*Task goal*: Pick out all lines of the entries that include the word "JSON" and copy them.
- Opening Delimiter -
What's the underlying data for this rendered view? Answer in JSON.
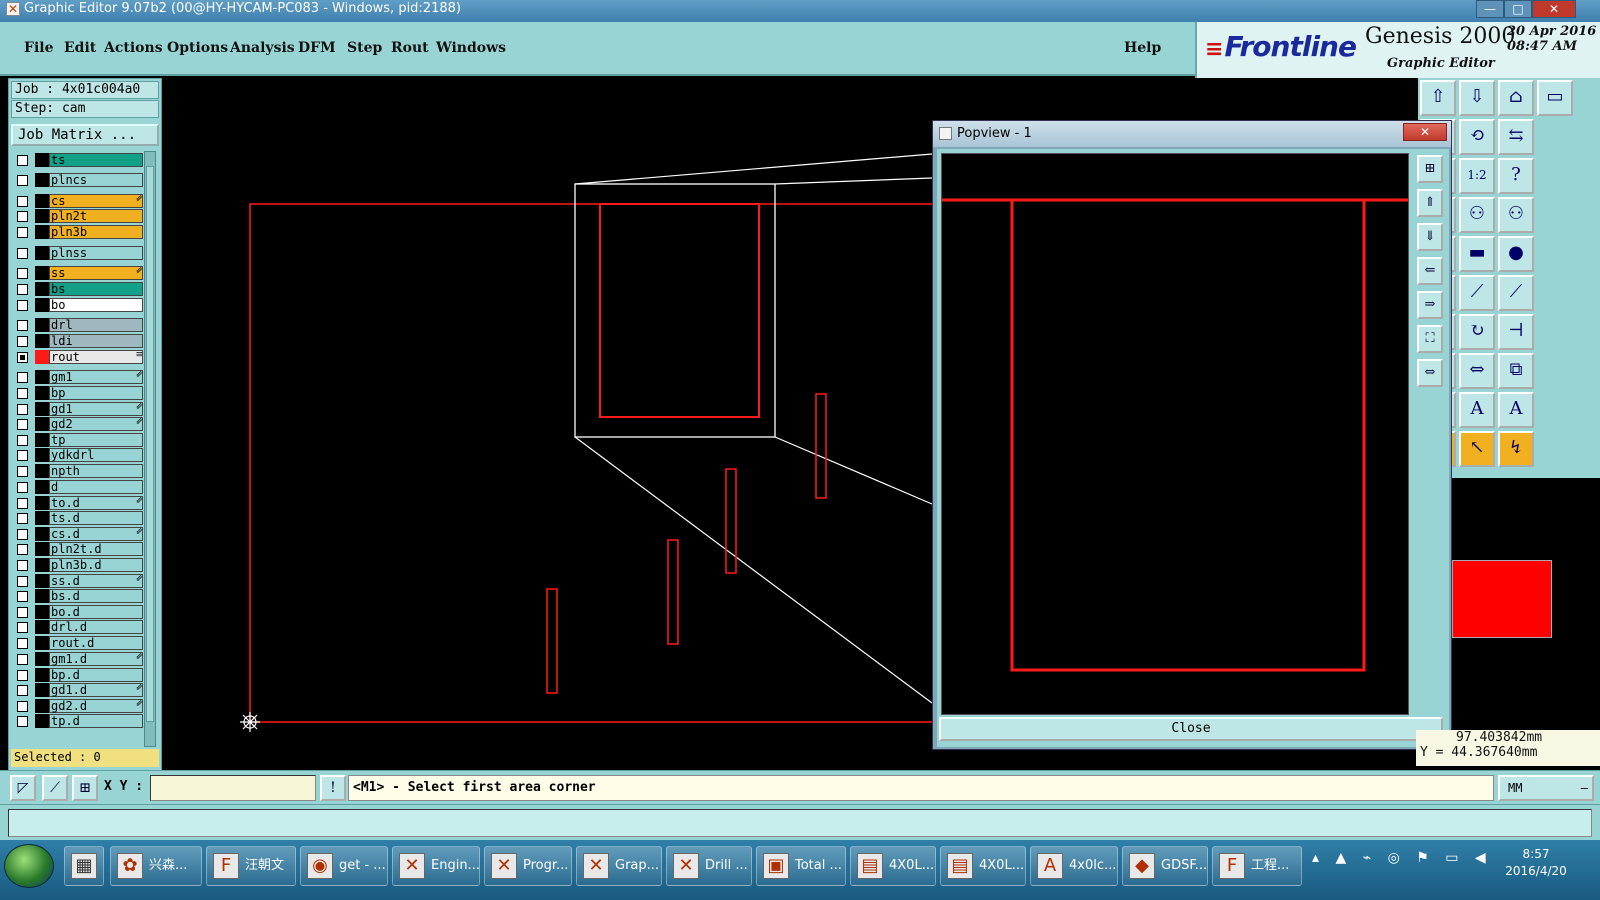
{
  "window": {
    "title": "Graphic Editor 9.07b2 (00@HY-HYCAM-PC083 - Windows, pid:2188)",
    "controls": [
      "—",
      "□",
      "✕"
    ]
  },
  "menu": {
    "items": [
      "File",
      "Edit",
      "Actions",
      "Options",
      "Analysis",
      "DFM",
      "Step",
      "Rout",
      "Windows"
    ],
    "help": "Help"
  },
  "brand": {
    "logo": "Frontline",
    "product": "Genesis 2000",
    "subtitle": "Graphic Editor",
    "date_line1": "20 Apr 2016",
    "date_line2": "08:47 AM"
  },
  "job": {
    "job_label": "Job : 4x01c004a0",
    "step_label": "Step: cam",
    "matrix_button": "Job Matrix ..."
  },
  "layers": [
    {
      "name": "ts",
      "color": "#12a088",
      "arrow": ""
    },
    {
      "name": "plncs",
      "color": "#99d4d4",
      "arrow": ""
    },
    {
      "name": "cs",
      "color": "#f0b020",
      "arrow": "⇙"
    },
    {
      "name": "pln2t",
      "color": "#f0b020",
      "arrow": ""
    },
    {
      "name": "pln3b",
      "color": "#f0b020",
      "arrow": ""
    },
    {
      "name": "plnss",
      "color": "#99d4d4",
      "arrow": ""
    },
    {
      "name": "ss",
      "color": "#f0b020",
      "arrow": "⇙"
    },
    {
      "name": "bs",
      "color": "#12a088",
      "arrow": ""
    },
    {
      "name": "bo",
      "color": "#ffffff",
      "arrow": ""
    },
    {
      "name": "drl",
      "color": "#9fb8c0",
      "arrow": ""
    },
    {
      "name": "ldi",
      "color": "#9fb8c0",
      "arrow": ""
    },
    {
      "name": "rout",
      "color": "#e8e8e8",
      "arrow": "≡"
    },
    {
      "name": "gm1",
      "color": "#99d4d4",
      "arrow": "⇙"
    },
    {
      "name": "bp",
      "color": "#99d4d4",
      "arrow": ""
    },
    {
      "name": "gd1",
      "color": "#99d4d4",
      "arrow": "⇙"
    },
    {
      "name": "gd2",
      "color": "#99d4d4",
      "arrow": "⇙"
    },
    {
      "name": "tp",
      "color": "#99d4d4",
      "arrow": ""
    },
    {
      "name": "ydkdrl",
      "color": "#99d4d4",
      "arrow": ""
    },
    {
      "name": "npth",
      "color": "#99d4d4",
      "arrow": ""
    },
    {
      "name": "d",
      "color": "#99d4d4",
      "arrow": ""
    },
    {
      "name": "to.d",
      "color": "#99d4d4",
      "arrow": "⇙"
    },
    {
      "name": "ts.d",
      "color": "#99d4d4",
      "arrow": ""
    },
    {
      "name": "cs.d",
      "color": "#99d4d4",
      "arrow": "⇙"
    },
    {
      "name": "pln2t.d",
      "color": "#99d4d4",
      "arrow": ""
    },
    {
      "name": "pln3b.d",
      "color": "#99d4d4",
      "arrow": ""
    },
    {
      "name": "ss.d",
      "color": "#99d4d4",
      "arrow": "⇙"
    },
    {
      "name": "bs.d",
      "color": "#99d4d4",
      "arrow": ""
    },
    {
      "name": "bo.d",
      "color": "#99d4d4",
      "arrow": ""
    },
    {
      "name": "drl.d",
      "color": "#99d4d4",
      "arrow": ""
    },
    {
      "name": "rout.d",
      "color": "#99d4d4",
      "arrow": ""
    },
    {
      "name": "gm1.d",
      "color": "#99d4d4",
      "arrow": "⇙"
    },
    {
      "name": "bp.d",
      "color": "#99d4d4",
      "arrow": ""
    },
    {
      "name": "gd1.d",
      "color": "#99d4d4",
      "arrow": "⇙"
    },
    {
      "name": "gd2.d",
      "color": "#99d4d4",
      "arrow": "⇙"
    },
    {
      "name": "tp.d",
      "color": "#99d4d4",
      "arrow": ""
    }
  ],
  "selected_label": "Selected : 0",
  "popview": {
    "title": "Popview - 1",
    "close_label": "Close"
  },
  "coords": {
    "x": "97.403842mm",
    "y": "Y = 44.367640mm"
  },
  "statusbar": {
    "xy_label": "X Y :",
    "xy_value": "",
    "prompt": "<M1> - Select first area corner",
    "units": "MM"
  },
  "taskbar": {
    "items": [
      "兴森...",
      "汪朝文",
      "get - ...",
      "Engin...",
      "Progr...",
      "Grap...",
      "Drill ...",
      "Total ...",
      "4X0L...",
      "4X0L...",
      "4x0lc...",
      "GDSF...",
      "工程..."
    ],
    "time": "8:57",
    "date": "2016/4/20"
  },
  "colors": {
    "panel": "#99d4d4",
    "rout_line": "#ff1a1a",
    "outline": "#ffffff"
  }
}
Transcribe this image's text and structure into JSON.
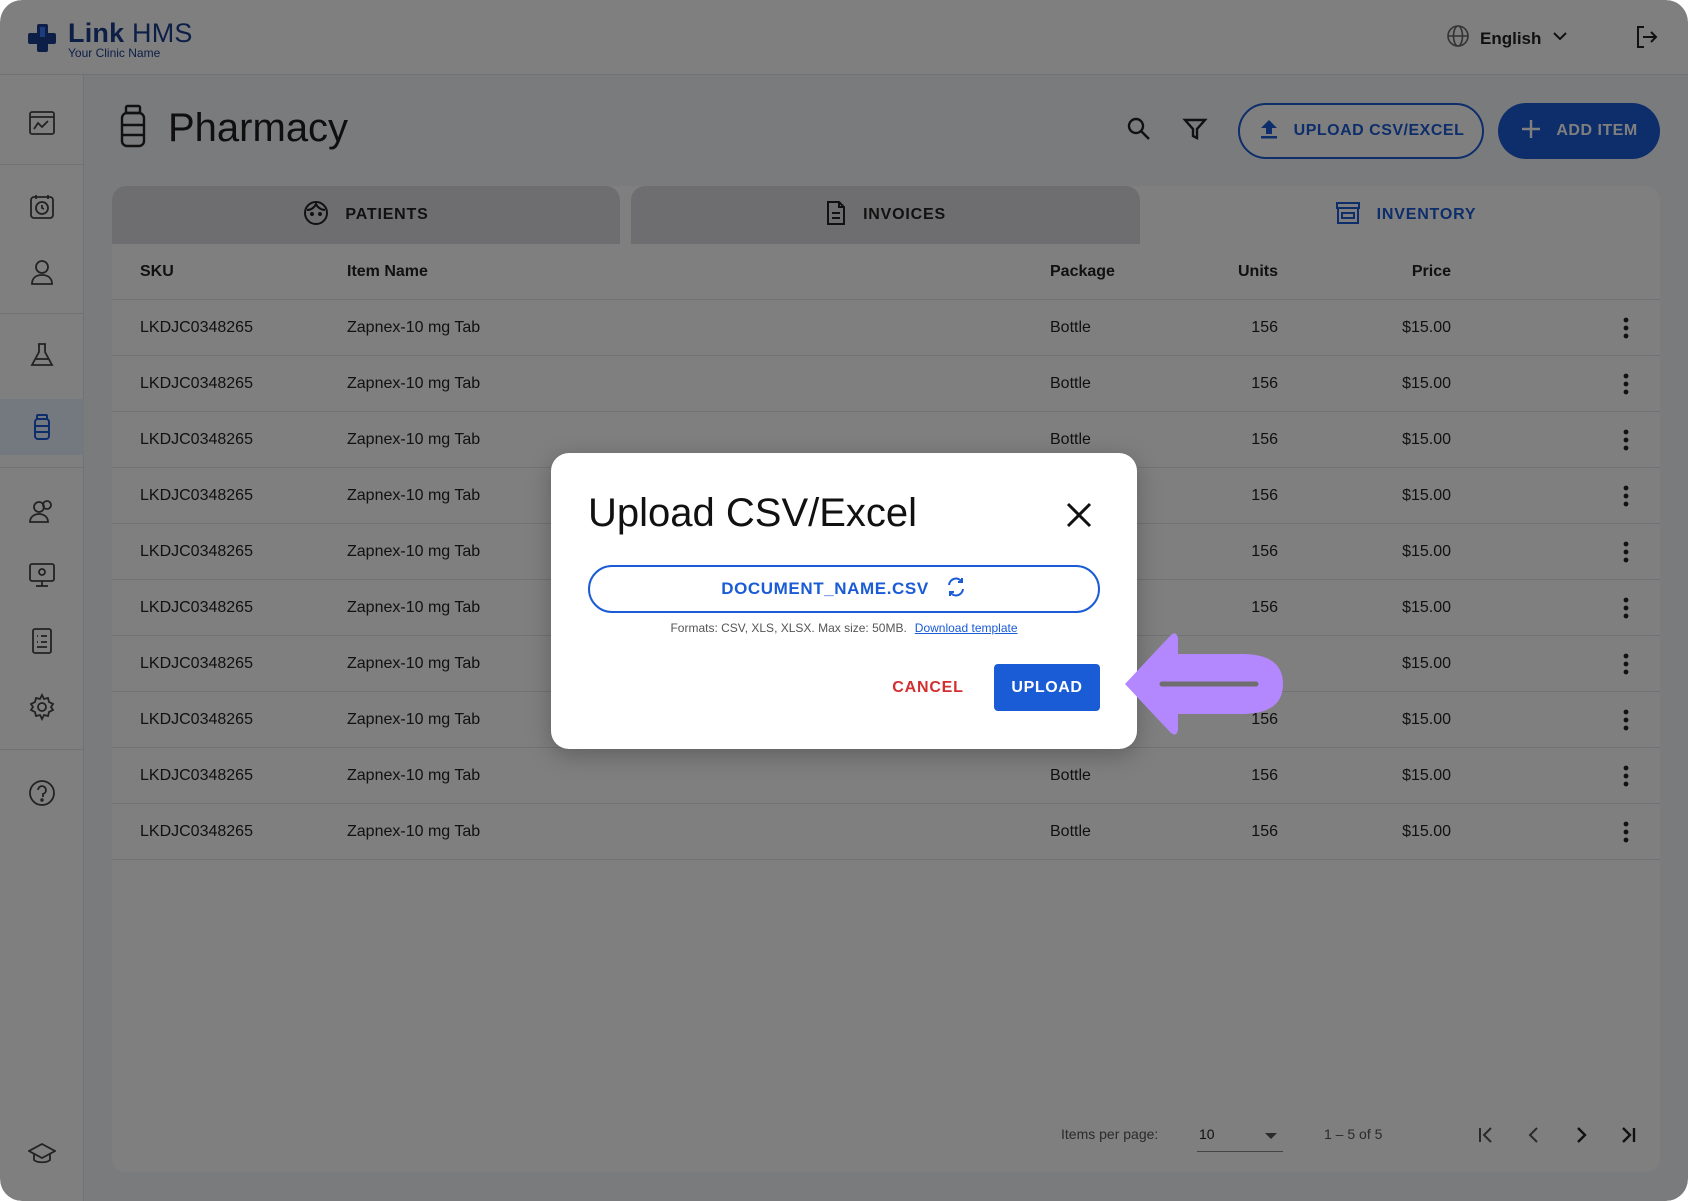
{
  "app": {
    "brand_name_bold": "Link",
    "brand_name_rest": " HMS",
    "brand_subtitle": "Your Clinic Name",
    "language": "English"
  },
  "sidebar": {
    "icons": [
      "dashboard-icon",
      "appointments-icon",
      "patient-icon",
      "lab-icon",
      "pharmacy-icon",
      "staff-icon",
      "monitor-icon",
      "reports-icon",
      "settings-icon",
      "help-icon",
      "academy-icon"
    ],
    "active": "pharmacy-icon"
  },
  "page": {
    "title": "Pharmacy",
    "upload_label": "UPLOAD CSV/EXCEL",
    "add_label": "ADD ITEM"
  },
  "tabs": [
    {
      "label": "PATIENTS",
      "icon": "face-icon",
      "active": false
    },
    {
      "label": "INVOICES",
      "icon": "document-icon",
      "active": false
    },
    {
      "label": "INVENTORY",
      "icon": "store-icon",
      "active": true
    }
  ],
  "table": {
    "headers": {
      "sku": "SKU",
      "name": "Item Name",
      "package": "Package",
      "units": "Units",
      "price": "Price"
    },
    "rows": [
      {
        "sku": "LKDJC0348265",
        "name": "Zapnex-10 mg Tab",
        "package": "Bottle",
        "units": "156",
        "price": "$15.00"
      },
      {
        "sku": "LKDJC0348265",
        "name": "Zapnex-10 mg Tab",
        "package": "Bottle",
        "units": "156",
        "price": "$15.00"
      },
      {
        "sku": "LKDJC0348265",
        "name": "Zapnex-10 mg Tab",
        "package": "Bottle",
        "units": "156",
        "price": "$15.00"
      },
      {
        "sku": "LKDJC0348265",
        "name": "Zapnex-10 mg Tab",
        "package": "",
        "units": "156",
        "price": "$15.00"
      },
      {
        "sku": "LKDJC0348265",
        "name": "Zapnex-10 mg Tab",
        "package": "",
        "units": "156",
        "price": "$15.00"
      },
      {
        "sku": "LKDJC0348265",
        "name": "Zapnex-10 mg Tab",
        "package": "",
        "units": "156",
        "price": "$15.00"
      },
      {
        "sku": "LKDJC0348265",
        "name": "Zapnex-10 mg Tab",
        "package": "",
        "units": "",
        "price": "$15.00"
      },
      {
        "sku": "LKDJC0348265",
        "name": "Zapnex-10 mg Tab",
        "package": "",
        "units": "156",
        "price": "$15.00"
      },
      {
        "sku": "LKDJC0348265",
        "name": "Zapnex-10 mg Tab",
        "package": "Bottle",
        "units": "156",
        "price": "$15.00"
      },
      {
        "sku": "LKDJC0348265",
        "name": "Zapnex-10 mg Tab",
        "package": "Bottle",
        "units": "156",
        "price": "$15.00"
      }
    ]
  },
  "pagination": {
    "items_per_page_label": "Items per page:",
    "items_per_page": "10",
    "range": "1 – 5 of 5"
  },
  "dialog": {
    "title": "Upload CSV/Excel",
    "file_name": "DOCUMENT_NAME.CSV",
    "hint": "Formats: CSV, XLS, XLSX. Max size: 50MB.",
    "template_link": "Download template",
    "cancel_label": "CANCEL",
    "upload_label": "UPLOAD"
  },
  "colors": {
    "primary": "#1a5bd6",
    "danger": "#d32f2f",
    "annotation_arrow": "#b388ff",
    "brand": "#1b3f8f"
  }
}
- Closing Delimiter -
*Answer*:
What's the underlying data for this rendered view? Answer in JSON.
Transcribe this image's text and structure into JSON.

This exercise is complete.